■ **Work required**
Extract every line of the material that holds the string "para".

----

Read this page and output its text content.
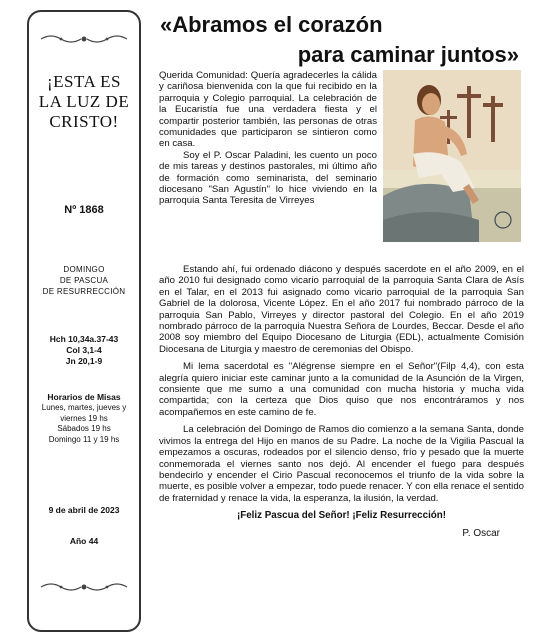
¡ESTA ES
LA LUZ DE
CRISTO!
Nº 1868
DOMINGO
DE PASCUA
DE RESURRECCIÓN
Hch 10,34a.37-43
Col 3,1-4
Jn 20,1-9
Horarios de Misas
Lunes, martes, jueves y
viernes 19 hs
Sábados 19 hs
Domingo 11 y 19 hs
9 de abril de 2023
Año 44
«Abramos el corazón
para caminar juntos»

Querida Comunidad: Quería agradecerles la cálida y cariñosa bienvenida con la que fui recibido en la parroquia y Colegio parroquial. La celebración de la Eucaristía fue una verdadera fiesta y el compartir posterior también, las personas de otras comunidades que participaron se sintieron como en casa.

Soy el P. Oscar Paladini, les cuento un poco de mis tareas y destinos pastorales, mi último año de formación como seminarista, del seminario diocesano "San Agustín" lo hice viviendo en la parroquia Santa Teresita de Virreyes

Estando ahí, fui ordenado diácono y después sacerdote en el año 2009, en el año 2010 fui designado como vicario parroquial de la parroquia Santa Clara de Asís en el Talar, en el 2013 fui asignado como vicario parroquial de la parroquia San Gabriel de la dolorosa, Vicente López. En el año 2017 fui nombrado párroco de la parroquia San Pablo, Virreyes y director pastoral del Colegio. En el año 2019 nombrado párroco de la parroquia Nuestra Señora de Lourdes, Beccar. Desde el año 2008 soy miembro del Equipo Diocesano de Liturgia (EDL), actualmente Comisión Diocesana de Liturgia y maestro de ceremonias del Obispo.

Mi lema sacerdotal es "Alégrense siempre en el Señor"(Filp 4,4), con esta alegría quiero iniciar este caminar junto a la comunidad de la Asunción de la Virgen, consiente que me sumo a una comunidad con mucha historia y mucha vida compartida; con la certeza que Dios quiso que nos encontráramos y nos acompañemos en este camino de fe.

La celebración del Domingo de Ramos dio comienzo a la semana Santa, donde vivimos la entrega del Hijo en manos de su Padre. La noche de la Vigilia Pascual la empezamos a oscuras, rodeados por el silencio denso, frío y pesado que la muerte conmemorada el viernes santo nos dejó. Al encender el fuego para después bendecirlo y encender el Cirio Pascual reconocemos el triunfo de la vida sobre la muerte, es posible volver a empezar, todo puede renacer. Y con ella renace el sentido de fraternidad y renace la vida, la esperanza, la ilusión, la verdad.

¡Feliz Pascua del Señor! ¡Feliz Resurrección!

P. Oscar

----

■ **Solution**
para caminar juntos»
La celebración del Domingo de Ramos dio comienzo a la semana Santa, donde vivimos la entrega del Hijo en manos de su Padre. La noche de la Vigilia Pascual la empezamos a oscuras, rodeados por el silencio denso, frío y pesado que la muerte conmemorada el viernes santo nos dejó. Al encender el fuego para después bendecirlo y encender el Cirio Pascual reconocemos el triunfo de la vida sobre la muerte, es posible volver a empezar, todo puede renacer. Y con ella renace el sentido de fraternidad y renace la vida, la esperanza, la ilusión, la verdad.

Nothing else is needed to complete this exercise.